• **EXERCISE GOAL**: Leave out the pictures and copy each record below exactly.

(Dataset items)
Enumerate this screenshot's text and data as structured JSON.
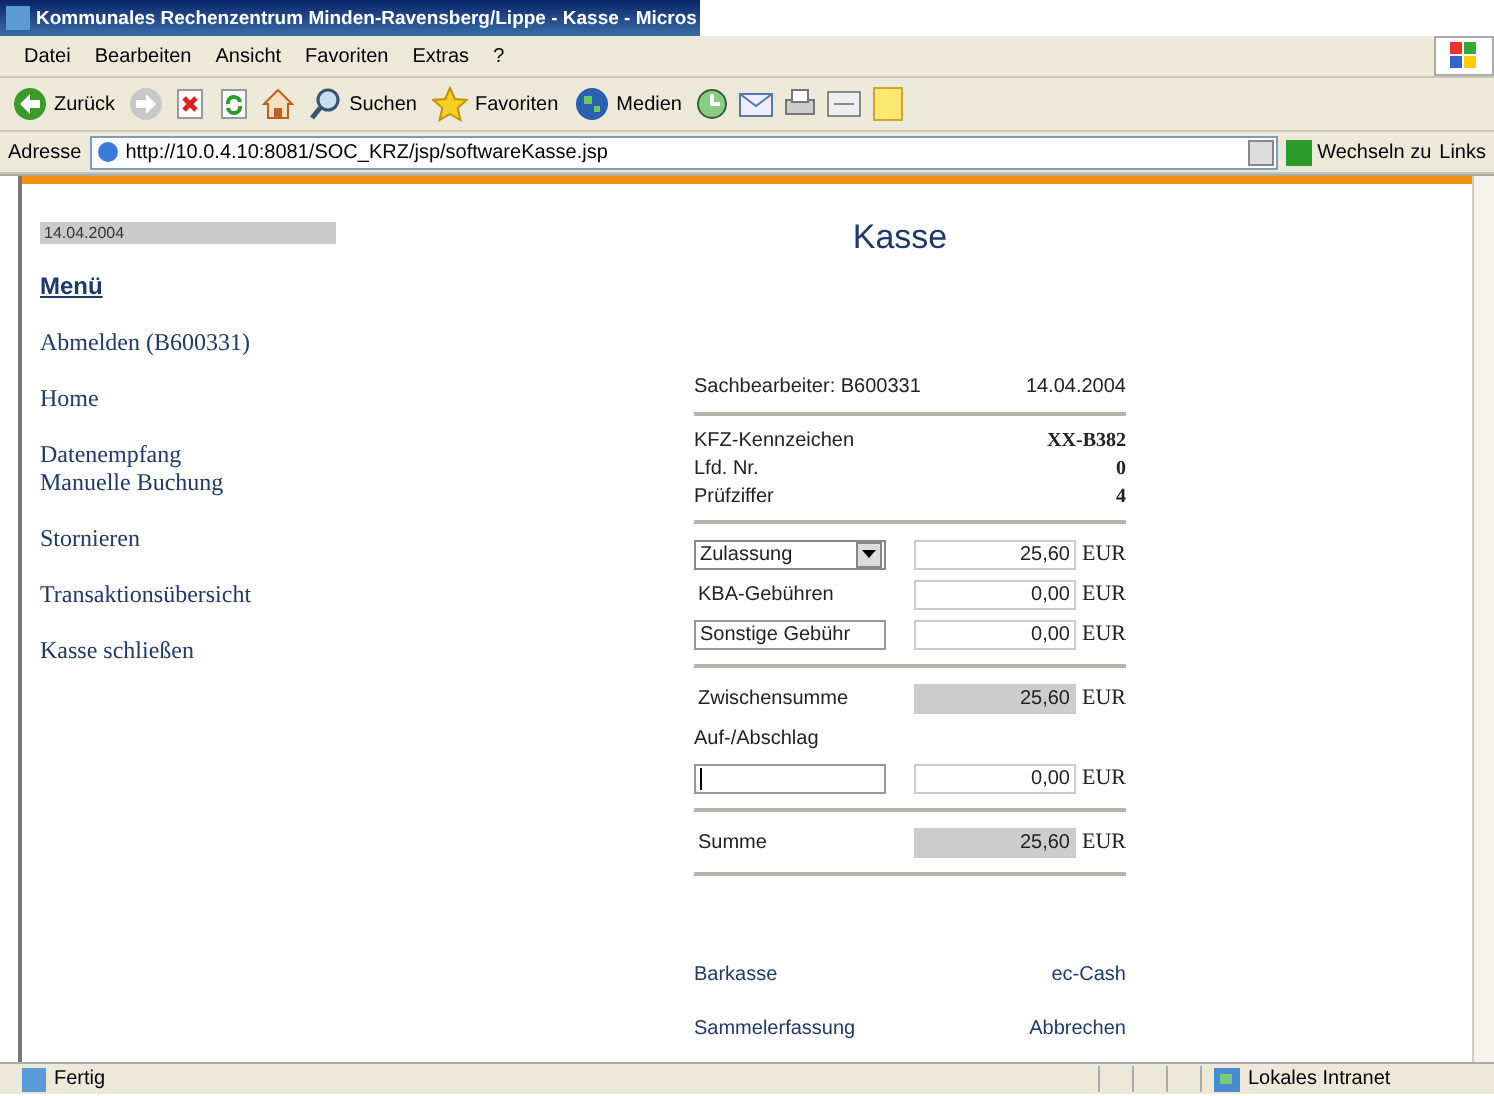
{
  "window": {
    "title": "Kommunales Rechenzentrum Minden-Ravensberg/Lippe - Kasse - Micros"
  },
  "menu": [
    "Datei",
    "Bearbeiten",
    "Ansicht",
    "Favoriten",
    "Extras",
    "?"
  ],
  "toolbar": [
    {
      "kind": "back",
      "label": "Zurück"
    },
    {
      "kind": "forward"
    },
    {
      "kind": "stop"
    },
    {
      "kind": "refresh"
    },
    {
      "kind": "home"
    },
    {
      "kind": "search",
      "label": "Suchen"
    },
    {
      "kind": "favorites",
      "label": "Favoriten"
    },
    {
      "kind": "media",
      "label": "Medien"
    },
    {
      "kind": "history"
    },
    {
      "kind": "mail"
    },
    {
      "kind": "print"
    },
    {
      "kind": "edit"
    },
    {
      "kind": "note"
    }
  ],
  "address": {
    "label": "Adresse",
    "url": "http://10.0.4.10:8081/SOC_KRZ/jsp/softwareKasse.jsp",
    "go": "Wechseln zu",
    "links": "Links"
  },
  "sidebar": {
    "date": "14.04.2004",
    "heading": "Menü",
    "groups": [
      [
        "Abmelden (B600331)"
      ],
      [
        "Home"
      ],
      [
        "Datenempfang",
        "Manuelle Buchung"
      ],
      [
        "Stornieren"
      ],
      [
        "Transaktionsübersicht"
      ],
      [
        "Kasse schließen"
      ]
    ]
  },
  "main": {
    "title": "Kasse",
    "clerk": "Sachbearbeiter: B600331",
    "date": "14.04.2004",
    "vehicle": [
      {
        "label": "KFZ-Kennzeichen",
        "value": "XX-B382"
      },
      {
        "label": "Lfd. Nr.",
        "value": "0"
      },
      {
        "label": "Prüfziffer",
        "value": "4"
      }
    ],
    "fees": [
      {
        "kind": "select",
        "label": "Zulassung",
        "amount": "25,60",
        "unit": "EUR"
      },
      {
        "kind": "text",
        "label": "KBA-Gebühren",
        "amount": "0,00",
        "unit": "EUR"
      },
      {
        "kind": "input",
        "label": "Sonstige Gebühr",
        "amount": "0,00",
        "unit": "EUR"
      }
    ],
    "subtotal": {
      "label": "Zwischensumme",
      "amount": "25,60",
      "unit": "EUR"
    },
    "surcharge": {
      "label": "Auf-/Abschlag",
      "amount": "0,00",
      "unit": "EUR"
    },
    "total": {
      "label": "Summe",
      "amount": "25,60",
      "unit": "EUR"
    },
    "actions": [
      [
        "Barkasse",
        "ec-Cash"
      ],
      [
        "Sammelerfassung",
        "Abbrechen"
      ]
    ]
  },
  "status": {
    "text": "Fertig",
    "zone": "Lokales Intranet"
  }
}
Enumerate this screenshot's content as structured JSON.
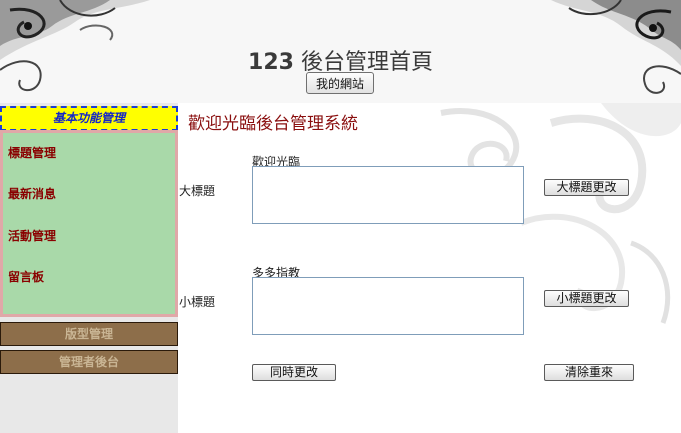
{
  "header": {
    "site_number": "123",
    "site_title": "後台管理首頁",
    "mysite_button": "我的網站"
  },
  "sidebar": {
    "heading": "基本功能管理",
    "items": [
      {
        "label": "標題管理"
      },
      {
        "label": "最新消息"
      },
      {
        "label": "活動管理"
      },
      {
        "label": "留言板"
      }
    ],
    "sections": [
      {
        "label": "版型管理"
      },
      {
        "label": "管理者後台"
      }
    ]
  },
  "main": {
    "welcome": "歡迎光臨後台管理系統",
    "big_title": {
      "label": "大標題",
      "current": "歡迎光臨",
      "value": "",
      "button": "大標題更改"
    },
    "sub_title": {
      "label": "小標題",
      "current": "多多指教",
      "value": "",
      "button": "小標題更改"
    },
    "update_both_button": "同時更改",
    "reset_button": "清除重來"
  },
  "colors": {
    "sidebar_heading_bg": "#ffff00",
    "sidebar_heading_border": "#1a3cd6",
    "sidebar_menu_bg": "#a9d9a9",
    "sidebar_menu_border": "#e0a8a8",
    "sidebar_item_text": "#8a0000",
    "section_button_bg": "#8d6e4a",
    "welcome_text": "#8a0f0f"
  }
}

• **SOLUTION BELOW**:
Enumerate this screenshot's text and data as structured JSON.
{
  "window": {
    "title": "Kommunales Rechenzentrum Minden-Ravensberg/Lippe - Kasse - Micros"
  },
  "menu": [
    "Datei",
    "Bearbeiten",
    "Ansicht",
    "Favoriten",
    "Extras",
    "?"
  ],
  "toolbar": [
    {
      "kind": "back",
      "label": "Zurück"
    },
    {
      "kind": "forward"
    },
    {
      "kind": "stop"
    },
    {
      "kind": "refresh"
    },
    {
      "kind": "home"
    },
    {
      "kind": "search",
      "label": "Suchen"
    },
    {
      "kind": "favorites",
      "label": "Favoriten"
    },
    {
      "kind": "media",
      "label": "Medien"
    },
    {
      "kind": "history"
    },
    {
      "kind": "mail"
    },
    {
      "kind": "print"
    },
    {
      "kind": "edit"
    },
    {
      "kind": "note"
    }
  ],
  "address": {
    "label": "Adresse",
    "url": "http://10.0.4.10:8081/SOC_KRZ/jsp/softwareKasse.jsp",
    "go": "Wechseln zu",
    "links": "Links"
  },
  "sidebar": {
    "date": "14.04.2004",
    "heading": "Menü",
    "groups": [
      [
        "Abmelden (B600331)"
      ],
      [
        "Home"
      ],
      [
        "Datenempfang",
        "Manuelle Buchung"
      ],
      [
        "Stornieren"
      ],
      [
        "Transaktionsübersicht"
      ],
      [
        "Kasse schließen"
      ]
    ]
  },
  "main": {
    "title": "Kasse",
    "clerk": "Sachbearbeiter: B600331",
    "date": "14.04.2004",
    "vehicle": [
      {
        "label": "KFZ-Kennzeichen",
        "value": "XX-B382"
      },
      {
        "label": "Lfd. Nr.",
        "value": "0"
      },
      {
        "label": "Prüfziffer",
        "value": "4"
      }
    ],
    "fees": [
      {
        "kind": "select",
        "label": "Zulassung",
        "amount": "25,60",
        "unit": "EUR"
      },
      {
        "kind": "text",
        "label": "KBA-Gebühren",
        "amount": "0,00",
        "unit": "EUR"
      },
      {
        "kind": "input",
        "label": "Sonstige Gebühr",
        "amount": "0,00",
        "unit": "EUR"
      }
    ],
    "subtotal": {
      "label": "Zwischensumme",
      "amount": "25,60",
      "unit": "EUR"
    },
    "surcharge": {
      "label": "Auf-/Abschlag",
      "amount": "0,00",
      "unit": "EUR"
    },
    "total": {
      "label": "Summe",
      "amount": "25,60",
      "unit": "EUR"
    },
    "actions": [
      [
        "Barkasse",
        "ec-Cash"
      ],
      [
        "Sammelerfassung",
        "Abbrechen"
      ]
    ]
  },
  "status": {
    "text": "Fertig",
    "zone": "Lokales Intranet"
  }
}
Enumerate this screenshot's content as structured JSON.
{
  "header": {
    "site_number": "123",
    "site_title": "後台管理首頁",
    "mysite_button": "我的網站"
  },
  "sidebar": {
    "heading": "基本功能管理",
    "items": [
      {
        "label": "標題管理"
      },
      {
        "label": "最新消息"
      },
      {
        "label": "活動管理"
      },
      {
        "label": "留言板"
      }
    ],
    "sections": [
      {
        "label": "版型管理"
      },
      {
        "label": "管理者後台"
      }
    ]
  },
  "main": {
    "welcome": "歡迎光臨後台管理系統",
    "big_title": {
      "label": "大標題",
      "current": "歡迎光臨",
      "value": "",
      "button": "大標題更改"
    },
    "sub_title": {
      "label": "小標題",
      "current": "多多指教",
      "value": "",
      "button": "小標題更改"
    },
    "update_both_button": "同時更改",
    "reset_button": "清除重來"
  },
  "colors": {
    "sidebar_heading_bg": "#ffff00",
    "sidebar_heading_border": "#1a3cd6",
    "sidebar_menu_bg": "#a9d9a9",
    "sidebar_menu_border": "#e0a8a8",
    "sidebar_item_text": "#8a0000",
    "section_button_bg": "#8d6e4a",
    "welcome_text": "#8a0f0f"
  }
}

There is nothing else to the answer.